Given data:

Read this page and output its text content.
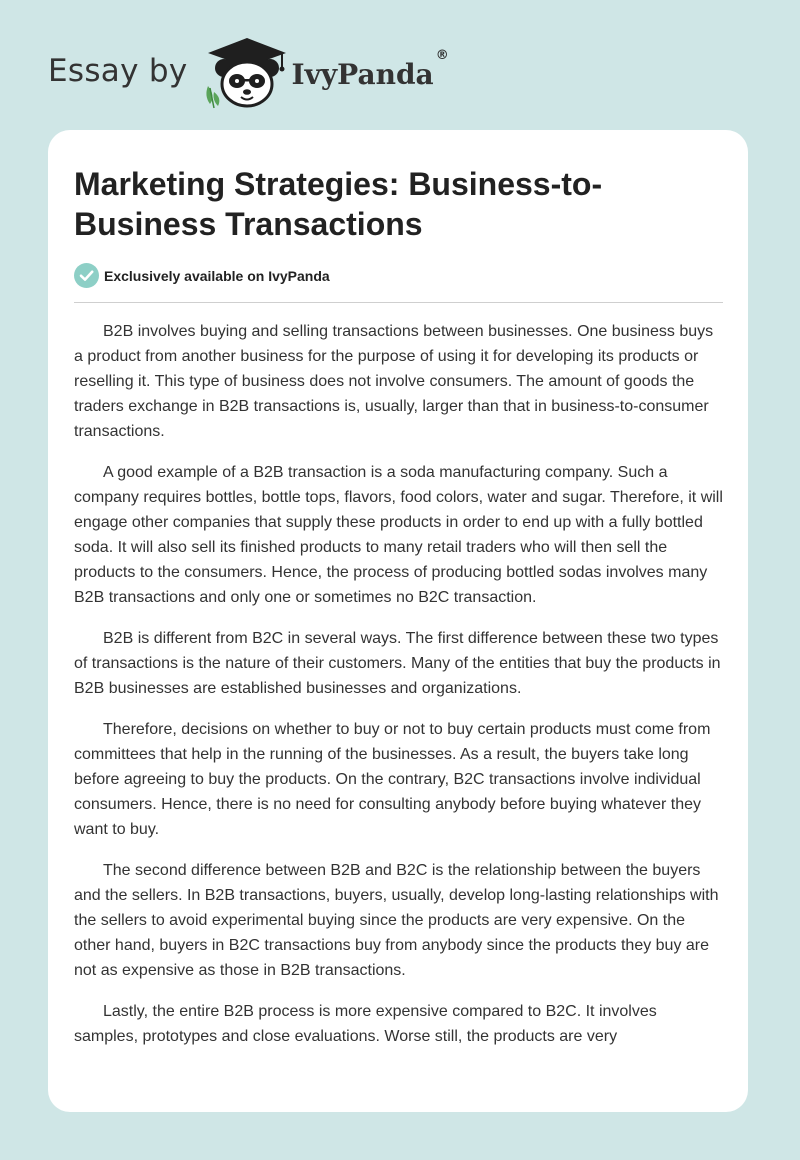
Essay by	IvyPanda®
Marketing Strategies: Business-to-Business Transactions
Exclusively available on IvyPanda

B2B involves buying and selling transactions between businesses. One business buys a product from another business for the purpose of using it for developing its products or reselling it. This type of business does not involve consumers. The amount of goods the traders exchange in B2B transactions is, usually, larger than that in business-to-consumer transactions.

A good example of a B2B transaction is a soda manufacturing company. Such a company requires bottles, bottle tops, flavors, food colors, water and sugar. Therefore, it will engage other companies that supply these products in order to end up with a fully bottled soda. It will also sell its finished products to many retail traders who will then sell the products to the consumers. Hence, the process of producing bottled sodas involves many B2B transactions and only one or sometimes no B2C transaction.

B2B is different from B2C in several ways. The first difference between these two types of transactions is the nature of their customers. Many of the entities that buy the products in B2B businesses are established businesses and organizations.

Therefore, decisions on whether to buy or not to buy certain products must come from committees that help in the running of the businesses. As a result, the buyers take long before agreeing to buy the products. On the contrary, B2C transactions involve individual consumers. Hence, there is no need for consulting anybody before buying whatever they want to buy.

The second difference between B2B and B2C is the relationship between the buyers and the sellers. In B2B transactions, buyers, usually, develop long-lasting relationships with the sellers to avoid experimental buying since the products are very expensive. On the other hand, buyers in B2C transactions buy from anybody since the products they buy are not as expensive as those in B2B transactions.

Lastly, the entire B2B process is more expensive compared to B2C. It involves samples, prototypes and close evaluations. Worse still, the products are very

Problem statement: Repeat each entry above word for word, leaving every picture out.

Answer to this exercise:
Read this page and output its text content.
Essay by	IvyPanda®
Marketing Strategies: Business-to-Business Transactions
Exclusively available on IvyPanda

B2B involves buying and selling transactions between businesses. One business buys a product from another business for the purpose of using it for developing its products or reselling it. This type of business does not involve consumers. The amount of goods the traders exchange in B2B transactions is, usually, larger than that in business-to-consumer transactions.

A good example of a B2B transaction is a soda manufacturing company. Such a company requires bottles, bottle tops, flavors, food colors, water and sugar. Therefore, it will engage other companies that supply these products in order to end up with a fully bottled soda. It will also sell its finished products to many retail traders who will then sell the products to the consumers. Hence, the process of producing bottled sodas involves many B2B transactions and only one or sometimes no B2C transaction.

B2B is different from B2C in several ways. The first difference between these two types of transactions is the nature of their customers. Many of the entities that buy the products in B2B businesses are established businesses and organizations.

Therefore, decisions on whether to buy or not to buy certain products must come from committees that help in the running of the businesses. As a result, the buyers take long before agreeing to buy the products. On the contrary, B2C transactions involve individual consumers. Hence, there is no need for consulting anybody before buying whatever they want to buy.

The second difference between B2B and B2C is the relationship between the buyers and the sellers. In B2B transactions, buyers, usually, develop long-lasting relationships with the sellers to avoid experimental buying since the products are very expensive. On the other hand, buyers in B2C transactions buy from anybody since the products they buy are not as expensive as those in B2B transactions.

Lastly, the entire B2B process is more expensive compared to B2C. It involves samples, prototypes and close evaluations. Worse still, the products are very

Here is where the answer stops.